### What you will do
Present the following data again exactly as it is shown.

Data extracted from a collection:
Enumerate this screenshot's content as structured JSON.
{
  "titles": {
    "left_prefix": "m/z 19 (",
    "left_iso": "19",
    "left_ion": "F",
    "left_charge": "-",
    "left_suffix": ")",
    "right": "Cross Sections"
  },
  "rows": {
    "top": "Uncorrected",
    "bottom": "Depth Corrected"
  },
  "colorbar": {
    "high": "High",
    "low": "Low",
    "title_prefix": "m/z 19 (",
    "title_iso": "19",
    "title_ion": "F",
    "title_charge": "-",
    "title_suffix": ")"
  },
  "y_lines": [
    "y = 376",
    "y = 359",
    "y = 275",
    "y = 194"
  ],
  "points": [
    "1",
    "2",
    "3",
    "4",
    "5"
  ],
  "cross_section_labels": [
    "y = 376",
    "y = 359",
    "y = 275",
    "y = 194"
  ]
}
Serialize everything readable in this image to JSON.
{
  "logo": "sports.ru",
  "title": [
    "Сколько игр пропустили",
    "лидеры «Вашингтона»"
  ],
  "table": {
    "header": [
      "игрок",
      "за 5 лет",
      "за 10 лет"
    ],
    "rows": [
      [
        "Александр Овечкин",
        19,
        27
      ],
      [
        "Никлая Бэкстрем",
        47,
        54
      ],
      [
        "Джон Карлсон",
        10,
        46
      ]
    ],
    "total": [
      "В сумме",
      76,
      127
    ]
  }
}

### Reply
Enumerate this screenshot's content as structured JSON.
{
  "titles": {
    "left_prefix": "m/z 19 (",
    "left_iso": "19",
    "left_ion": "F",
    "left_charge": "-",
    "left_suffix": ")",
    "right": "Cross Sections"
  },
  "rows": {
    "top": "Uncorrected",
    "bottom": "Depth Corrected"
  },
  "colorbar": {
    "high": "High",
    "low": "Low",
    "title_prefix": "m/z 19 (",
    "title_iso": "19",
    "title_ion": "F",
    "title_charge": "-",
    "title_suffix": ")"
  },
  "y_lines": [
    "y = 376",
    "y = 359",
    "y = 275",
    "y = 194"
  ],
  "points": [
    "1",
    "2",
    "3",
    "4",
    "5"
  ],
  "cross_section_labels": [
    "y = 376",
    "y = 359",
    "y = 275",
    "y = 194"
  ]
}
Serialize everything readable in this image to JSON.
{
  "logo": "sports.ru",
  "title": [
    "Сколько игр пропустили",
    "лидеры «Вашингтона»"
  ],
  "table": {
    "header": [
      "игрок",
      "за 5 лет",
      "за 10 лет"
    ],
    "rows": [
      [
        "Александр Овечкин",
        19,
        27
      ],
      [
        "Никлая Бэкстрем",
        47,
        54
      ],
      [
        "Джон Карлсон",
        10,
        46
      ]
    ],
    "total": [
      "В сумме",
      76,
      127
    ]
  }
}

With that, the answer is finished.